SET PROBLEM: Return every line below as is, leaving out the pictures.

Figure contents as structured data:
** Start **

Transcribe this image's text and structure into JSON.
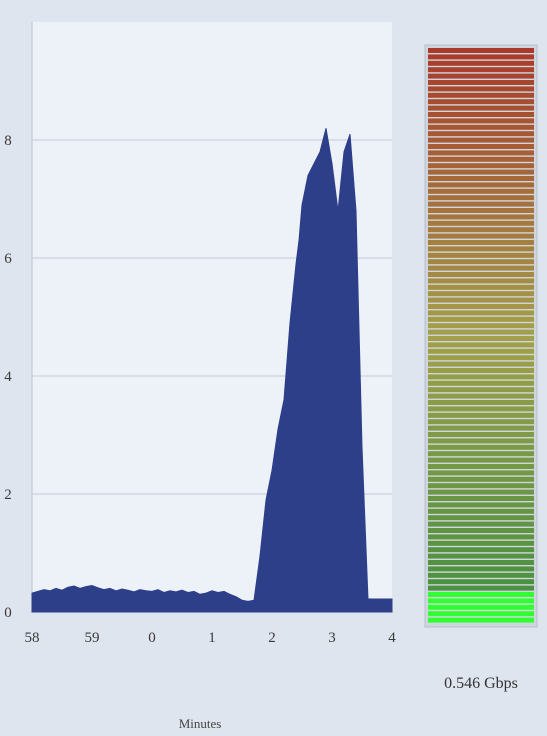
{
  "chart_data": {
    "type": "area",
    "title": "",
    "xlabel": "Minutes",
    "ylabel": "",
    "x_tick_labels": [
      "58",
      "59",
      "0",
      "1",
      "2",
      "3",
      "4"
    ],
    "y_tick_labels": [
      "0",
      "2",
      "4",
      "6",
      "8"
    ],
    "xlim": [
      0,
      6
    ],
    "ylim": [
      0,
      10
    ],
    "grid": true,
    "series": [
      {
        "color": "#2e3f8a",
        "x": [
          0.0,
          0.1,
          0.2,
          0.3,
          0.4,
          0.5,
          0.6,
          0.7,
          0.8,
          0.9,
          1.0,
          1.1,
          1.2,
          1.3,
          1.4,
          1.5,
          1.6,
          1.7,
          1.8,
          1.9,
          2.0,
          2.1,
          2.2,
          2.3,
          2.4,
          2.5,
          2.6,
          2.7,
          2.8,
          2.9,
          3.0,
          3.1,
          3.2,
          3.3,
          3.4,
          3.5,
          3.6,
          3.7,
          3.8,
          3.9,
          4.0,
          4.1,
          4.2,
          4.3,
          4.4,
          4.45,
          4.5,
          4.6,
          4.7,
          4.8,
          4.9,
          5.0,
          5.1,
          5.2,
          5.3,
          5.4,
          5.5,
          5.6,
          5.7,
          5.8,
          5.9,
          6.0
        ],
        "y": [
          0.32,
          0.35,
          0.38,
          0.36,
          0.4,
          0.37,
          0.42,
          0.44,
          0.4,
          0.43,
          0.45,
          0.41,
          0.38,
          0.4,
          0.36,
          0.39,
          0.37,
          0.34,
          0.38,
          0.36,
          0.35,
          0.38,
          0.33,
          0.36,
          0.34,
          0.37,
          0.33,
          0.35,
          0.3,
          0.32,
          0.36,
          0.33,
          0.35,
          0.3,
          0.26,
          0.2,
          0.18,
          0.2,
          0.95,
          1.9,
          2.4,
          3.1,
          3.6,
          4.9,
          5.9,
          6.3,
          6.9,
          7.4,
          7.6,
          7.8,
          8.2,
          7.6,
          6.8,
          7.8,
          8.1,
          6.8,
          2.8,
          0.22,
          0.22,
          0.22,
          0.22,
          0.22
        ]
      }
    ]
  },
  "meter": {
    "value": 0.546,
    "label": "0.546 Gbps",
    "top_color": "#a93a2a",
    "mid_color": "#a3a048",
    "bottom_color": "#3f8f3f",
    "active_color": "#32ff32"
  }
}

** End **

RESPONSE TO THE EXERCISE:
Transcribe this image's text and structure into JSON.
{
  "chart_data": {
    "type": "area",
    "title": "",
    "xlabel": "Minutes",
    "ylabel": "",
    "x_tick_labels": [
      "58",
      "59",
      "0",
      "1",
      "2",
      "3",
      "4"
    ],
    "y_tick_labels": [
      "0",
      "2",
      "4",
      "6",
      "8"
    ],
    "xlim": [
      0,
      6
    ],
    "ylim": [
      0,
      10
    ],
    "grid": true,
    "series": [
      {
        "color": "#2e3f8a",
        "x": [
          0.0,
          0.1,
          0.2,
          0.3,
          0.4,
          0.5,
          0.6,
          0.7,
          0.8,
          0.9,
          1.0,
          1.1,
          1.2,
          1.3,
          1.4,
          1.5,
          1.6,
          1.7,
          1.8,
          1.9,
          2.0,
          2.1,
          2.2,
          2.3,
          2.4,
          2.5,
          2.6,
          2.7,
          2.8,
          2.9,
          3.0,
          3.1,
          3.2,
          3.3,
          3.4,
          3.5,
          3.6,
          3.7,
          3.8,
          3.9,
          4.0,
          4.1,
          4.2,
          4.3,
          4.4,
          4.45,
          4.5,
          4.6,
          4.7,
          4.8,
          4.9,
          5.0,
          5.1,
          5.2,
          5.3,
          5.4,
          5.5,
          5.6,
          5.7,
          5.8,
          5.9,
          6.0
        ],
        "y": [
          0.32,
          0.35,
          0.38,
          0.36,
          0.4,
          0.37,
          0.42,
          0.44,
          0.4,
          0.43,
          0.45,
          0.41,
          0.38,
          0.4,
          0.36,
          0.39,
          0.37,
          0.34,
          0.38,
          0.36,
          0.35,
          0.38,
          0.33,
          0.36,
          0.34,
          0.37,
          0.33,
          0.35,
          0.3,
          0.32,
          0.36,
          0.33,
          0.35,
          0.3,
          0.26,
          0.2,
          0.18,
          0.2,
          0.95,
          1.9,
          2.4,
          3.1,
          3.6,
          4.9,
          5.9,
          6.3,
          6.9,
          7.4,
          7.6,
          7.8,
          8.2,
          7.6,
          6.8,
          7.8,
          8.1,
          6.8,
          2.8,
          0.22,
          0.22,
          0.22,
          0.22,
          0.22
        ]
      }
    ]
  },
  "meter": {
    "value": 0.546,
    "label": "0.546 Gbps",
    "top_color": "#a93a2a",
    "mid_color": "#a3a048",
    "bottom_color": "#3f8f3f",
    "active_color": "#32ff32"
  }
}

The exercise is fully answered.